__PROBLEM REQUIREMENTS__. Can you rewrite the records starting at the line that contains "text-line: prázdní přehořký" and ending at the line that contains "text-line: chodu. Ale", both included, as a JSON list of strings with one string per line and blank lines left out? Cover only those lines.

____________________

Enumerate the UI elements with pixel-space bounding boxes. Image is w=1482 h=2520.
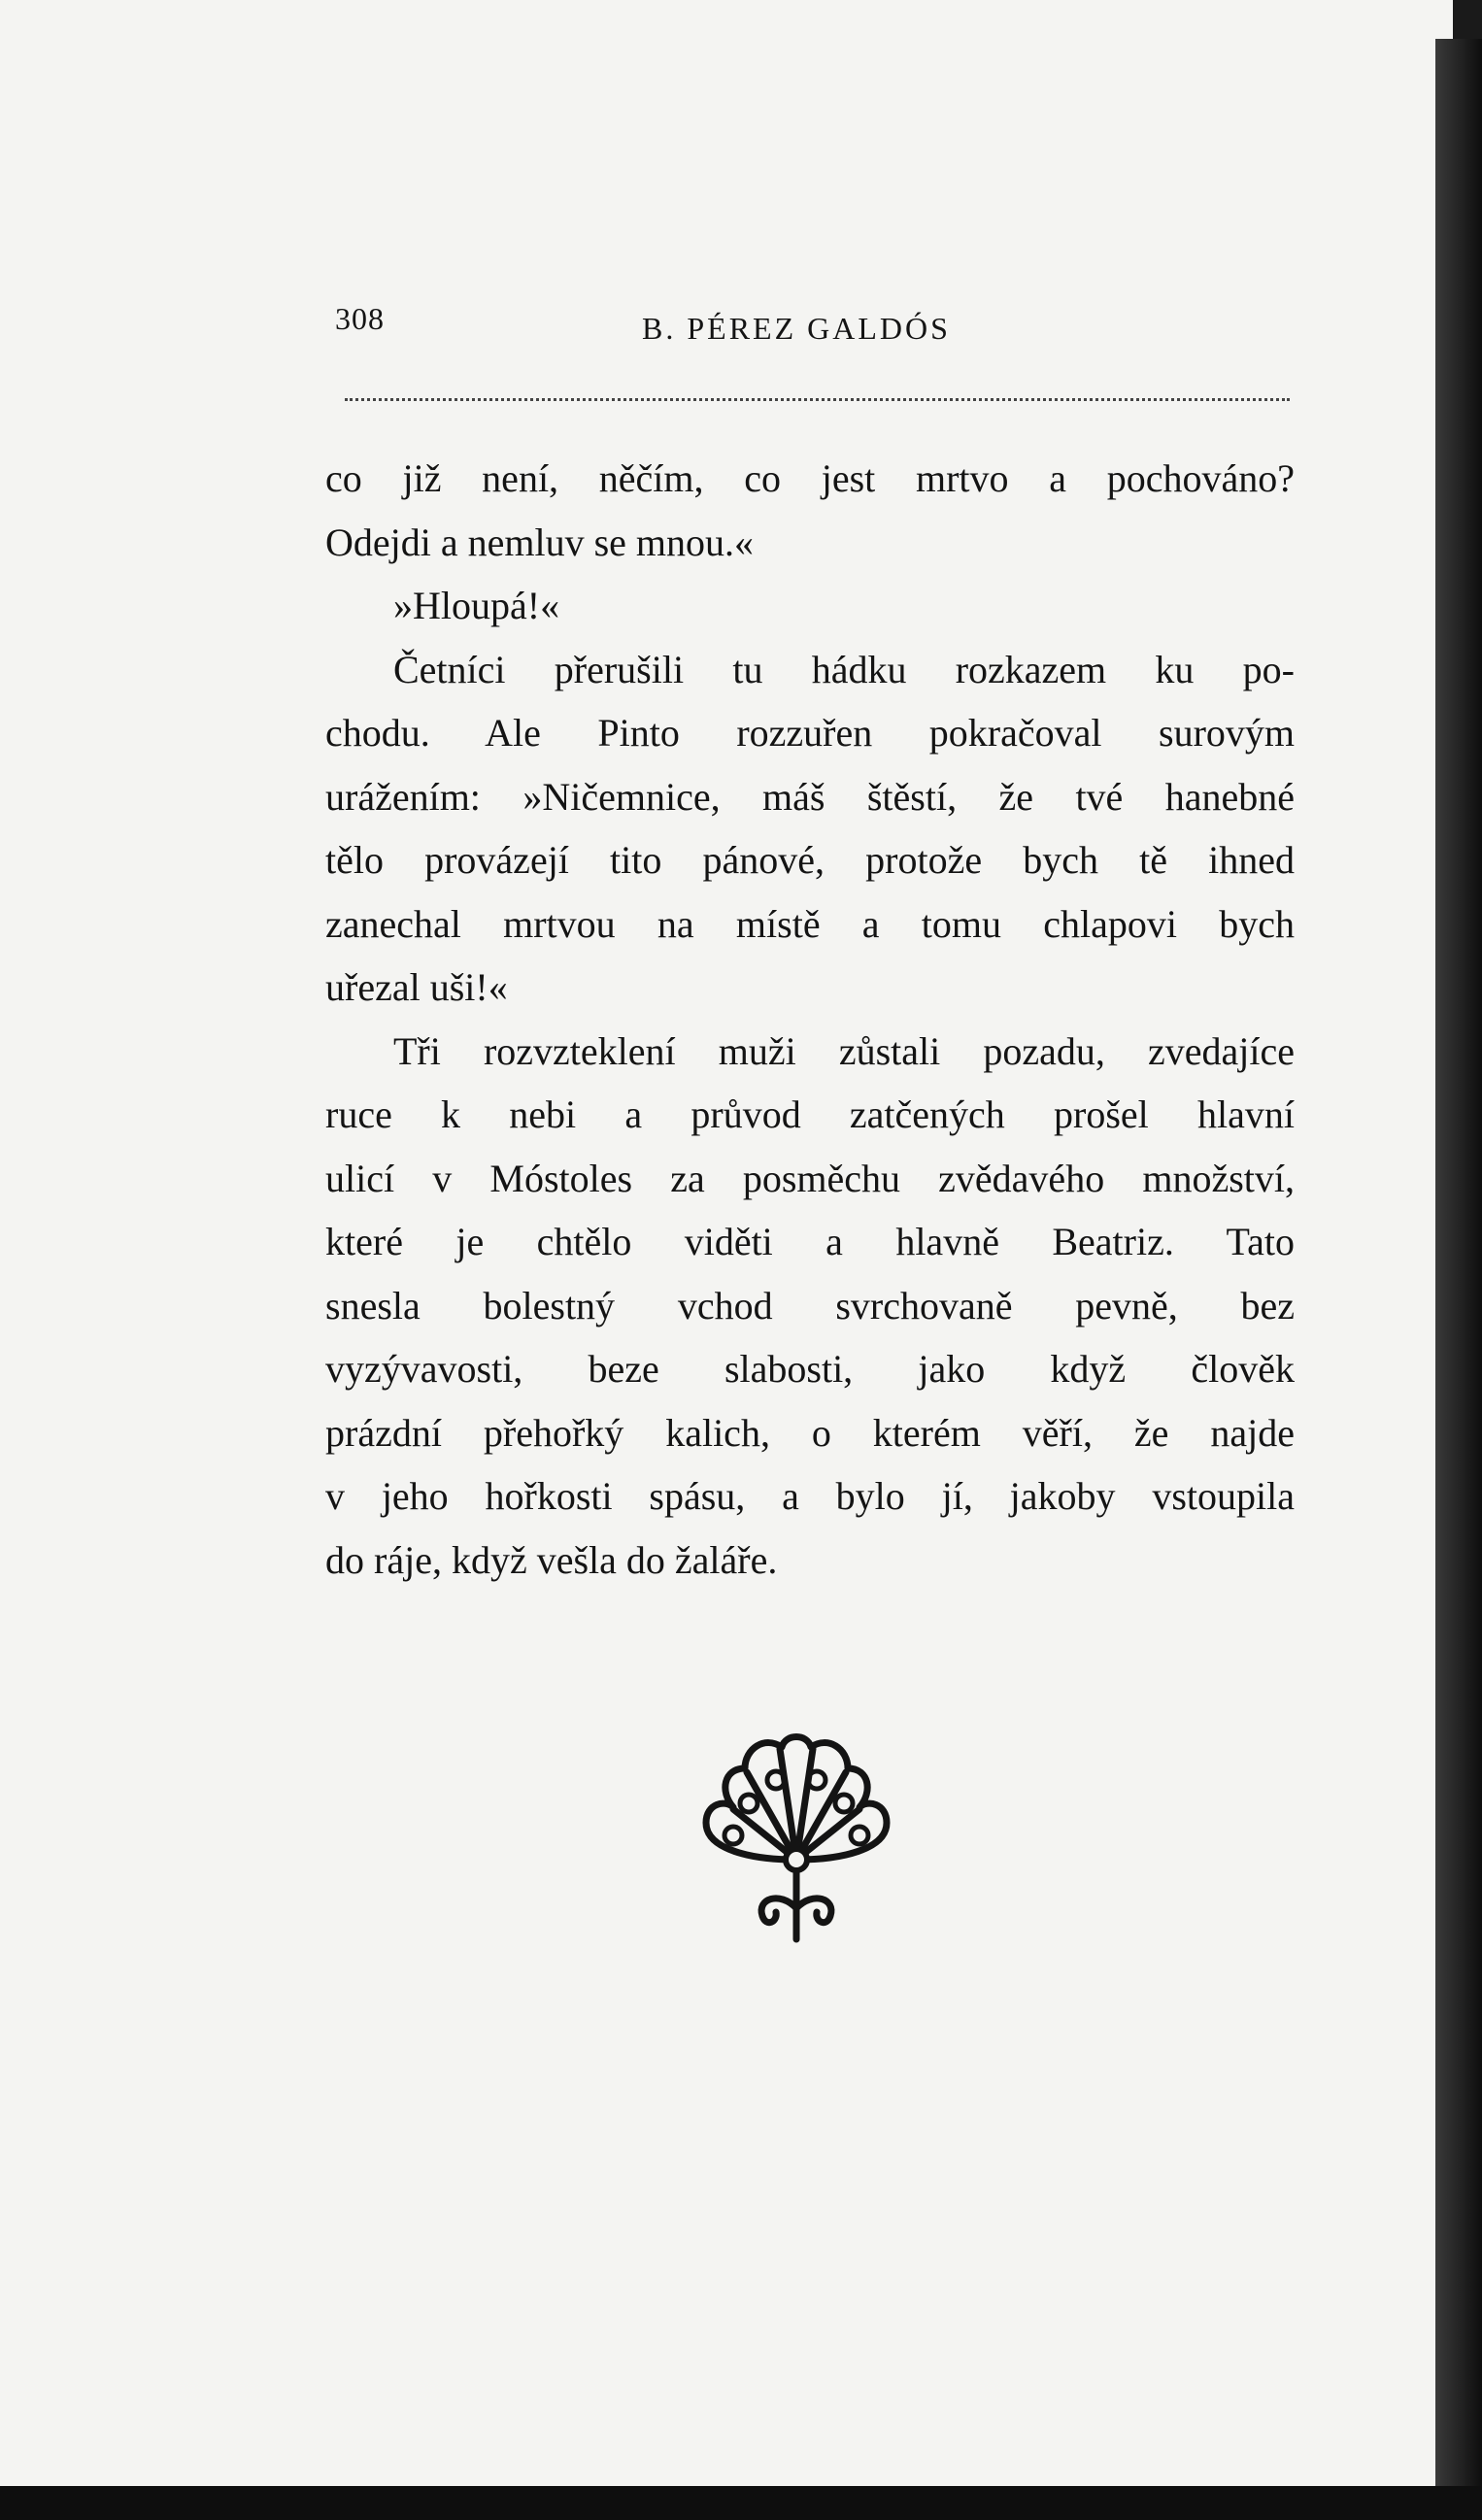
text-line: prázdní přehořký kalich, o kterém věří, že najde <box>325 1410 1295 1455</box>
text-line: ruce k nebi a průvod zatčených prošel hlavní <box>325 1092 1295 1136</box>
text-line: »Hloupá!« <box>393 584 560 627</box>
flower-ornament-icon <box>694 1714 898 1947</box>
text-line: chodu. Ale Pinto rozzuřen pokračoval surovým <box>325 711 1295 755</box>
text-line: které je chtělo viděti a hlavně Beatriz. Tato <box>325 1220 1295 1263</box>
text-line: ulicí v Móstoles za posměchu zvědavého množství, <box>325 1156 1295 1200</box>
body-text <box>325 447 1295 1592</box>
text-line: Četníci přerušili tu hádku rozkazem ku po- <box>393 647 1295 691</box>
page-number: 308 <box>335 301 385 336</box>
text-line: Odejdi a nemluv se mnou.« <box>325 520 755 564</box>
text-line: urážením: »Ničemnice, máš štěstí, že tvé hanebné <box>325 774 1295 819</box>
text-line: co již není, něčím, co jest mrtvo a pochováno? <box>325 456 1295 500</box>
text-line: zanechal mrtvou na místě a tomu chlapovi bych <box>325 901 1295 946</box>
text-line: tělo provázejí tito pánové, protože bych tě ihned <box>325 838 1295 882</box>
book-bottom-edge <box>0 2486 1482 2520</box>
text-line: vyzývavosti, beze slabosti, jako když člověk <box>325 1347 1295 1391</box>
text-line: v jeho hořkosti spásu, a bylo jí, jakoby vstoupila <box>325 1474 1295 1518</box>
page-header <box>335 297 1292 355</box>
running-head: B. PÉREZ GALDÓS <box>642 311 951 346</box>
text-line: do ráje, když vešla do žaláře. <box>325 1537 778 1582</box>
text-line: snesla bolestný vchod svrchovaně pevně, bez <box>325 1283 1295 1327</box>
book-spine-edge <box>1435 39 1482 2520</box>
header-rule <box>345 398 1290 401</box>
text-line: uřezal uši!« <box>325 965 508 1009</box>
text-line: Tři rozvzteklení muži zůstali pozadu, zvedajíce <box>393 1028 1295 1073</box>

____________________

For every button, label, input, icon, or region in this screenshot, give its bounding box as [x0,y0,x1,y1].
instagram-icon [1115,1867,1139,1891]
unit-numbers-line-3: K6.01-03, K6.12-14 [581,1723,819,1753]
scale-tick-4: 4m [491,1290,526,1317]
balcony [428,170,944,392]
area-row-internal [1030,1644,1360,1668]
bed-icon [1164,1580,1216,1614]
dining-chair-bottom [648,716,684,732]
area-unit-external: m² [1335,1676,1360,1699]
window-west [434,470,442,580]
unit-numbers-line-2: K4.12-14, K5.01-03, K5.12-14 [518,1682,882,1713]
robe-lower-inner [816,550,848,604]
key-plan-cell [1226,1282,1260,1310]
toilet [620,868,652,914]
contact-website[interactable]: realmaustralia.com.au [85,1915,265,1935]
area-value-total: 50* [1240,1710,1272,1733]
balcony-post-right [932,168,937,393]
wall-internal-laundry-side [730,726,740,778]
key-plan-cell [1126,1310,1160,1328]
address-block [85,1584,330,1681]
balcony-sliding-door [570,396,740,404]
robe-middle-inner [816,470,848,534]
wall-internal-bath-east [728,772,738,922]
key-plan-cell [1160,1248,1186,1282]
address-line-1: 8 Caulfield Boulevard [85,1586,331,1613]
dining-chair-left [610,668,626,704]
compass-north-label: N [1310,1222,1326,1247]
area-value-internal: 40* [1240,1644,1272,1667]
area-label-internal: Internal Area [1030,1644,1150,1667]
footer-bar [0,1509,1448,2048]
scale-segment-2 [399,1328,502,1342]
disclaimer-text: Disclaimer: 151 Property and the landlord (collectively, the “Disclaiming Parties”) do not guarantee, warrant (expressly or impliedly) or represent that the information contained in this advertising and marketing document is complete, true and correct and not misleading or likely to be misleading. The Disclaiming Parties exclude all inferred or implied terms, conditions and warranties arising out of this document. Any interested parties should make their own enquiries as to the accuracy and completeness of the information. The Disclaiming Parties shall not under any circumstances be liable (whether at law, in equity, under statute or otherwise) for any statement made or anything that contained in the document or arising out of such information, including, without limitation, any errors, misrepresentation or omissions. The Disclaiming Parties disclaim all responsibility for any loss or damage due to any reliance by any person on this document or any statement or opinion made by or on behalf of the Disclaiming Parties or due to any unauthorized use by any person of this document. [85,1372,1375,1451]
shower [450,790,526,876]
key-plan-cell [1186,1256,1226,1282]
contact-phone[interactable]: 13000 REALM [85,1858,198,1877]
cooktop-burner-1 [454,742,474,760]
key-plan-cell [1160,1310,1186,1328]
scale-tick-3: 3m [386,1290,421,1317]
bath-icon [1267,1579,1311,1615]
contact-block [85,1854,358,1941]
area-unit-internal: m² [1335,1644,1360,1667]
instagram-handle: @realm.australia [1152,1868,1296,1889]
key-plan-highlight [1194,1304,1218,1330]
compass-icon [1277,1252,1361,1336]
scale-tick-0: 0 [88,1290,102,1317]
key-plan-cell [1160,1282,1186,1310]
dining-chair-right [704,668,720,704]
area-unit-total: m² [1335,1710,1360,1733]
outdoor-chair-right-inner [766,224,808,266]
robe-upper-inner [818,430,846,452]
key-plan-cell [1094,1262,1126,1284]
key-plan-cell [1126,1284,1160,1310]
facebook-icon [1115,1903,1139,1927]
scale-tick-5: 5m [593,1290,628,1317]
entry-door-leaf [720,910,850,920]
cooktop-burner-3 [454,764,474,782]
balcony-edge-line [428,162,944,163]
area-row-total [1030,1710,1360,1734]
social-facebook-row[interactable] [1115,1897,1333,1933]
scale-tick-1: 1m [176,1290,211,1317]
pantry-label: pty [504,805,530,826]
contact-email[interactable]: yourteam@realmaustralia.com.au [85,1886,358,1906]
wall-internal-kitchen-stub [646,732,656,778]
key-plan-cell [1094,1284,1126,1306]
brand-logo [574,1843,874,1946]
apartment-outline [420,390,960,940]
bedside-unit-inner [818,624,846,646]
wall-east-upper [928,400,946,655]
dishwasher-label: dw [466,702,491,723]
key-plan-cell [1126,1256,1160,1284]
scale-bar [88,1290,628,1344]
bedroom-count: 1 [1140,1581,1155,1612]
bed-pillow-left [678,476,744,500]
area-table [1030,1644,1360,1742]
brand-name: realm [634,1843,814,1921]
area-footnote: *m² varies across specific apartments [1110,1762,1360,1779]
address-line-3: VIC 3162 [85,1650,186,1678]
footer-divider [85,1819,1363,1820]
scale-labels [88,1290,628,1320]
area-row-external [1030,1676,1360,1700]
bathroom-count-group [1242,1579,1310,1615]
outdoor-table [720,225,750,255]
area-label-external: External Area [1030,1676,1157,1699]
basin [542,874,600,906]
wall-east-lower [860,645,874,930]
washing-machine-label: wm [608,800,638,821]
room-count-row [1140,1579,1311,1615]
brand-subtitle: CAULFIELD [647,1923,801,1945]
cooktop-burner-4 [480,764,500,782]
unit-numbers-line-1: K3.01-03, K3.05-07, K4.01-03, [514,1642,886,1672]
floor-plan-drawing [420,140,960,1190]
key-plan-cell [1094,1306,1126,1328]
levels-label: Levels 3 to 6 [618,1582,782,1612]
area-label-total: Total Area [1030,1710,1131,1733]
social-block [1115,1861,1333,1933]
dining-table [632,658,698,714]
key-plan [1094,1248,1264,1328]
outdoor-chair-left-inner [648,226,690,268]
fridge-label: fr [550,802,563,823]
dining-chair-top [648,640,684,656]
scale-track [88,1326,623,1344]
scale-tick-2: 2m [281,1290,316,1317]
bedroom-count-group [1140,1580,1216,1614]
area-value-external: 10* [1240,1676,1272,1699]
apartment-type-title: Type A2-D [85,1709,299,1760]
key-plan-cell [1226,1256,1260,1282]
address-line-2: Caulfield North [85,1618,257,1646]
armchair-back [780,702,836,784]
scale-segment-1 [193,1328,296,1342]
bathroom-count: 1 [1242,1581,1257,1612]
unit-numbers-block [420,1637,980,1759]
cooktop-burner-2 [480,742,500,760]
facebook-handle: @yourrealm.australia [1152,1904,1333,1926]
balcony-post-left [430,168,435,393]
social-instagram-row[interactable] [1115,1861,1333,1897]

____________________

__THE ANSWER__.
[
  "text-line: prázdní přehořký kalich, o kterém věří, že najde <box>325 1410 1295 1455</box>",
  "text-line: ruce k nebi a průvod zatčených prošel hlavní <box>325 1092 1295 1136</box>",
  "text-line: »Hloupá!« <box>393 584 560 627</box>",
  "flower-ornament-icon <box>694 1714 898 1947</box>",
  "text-line: chodu. Ale Pinto rozzuřen pokračoval surovým <box>325 711 1295 755</box>"
]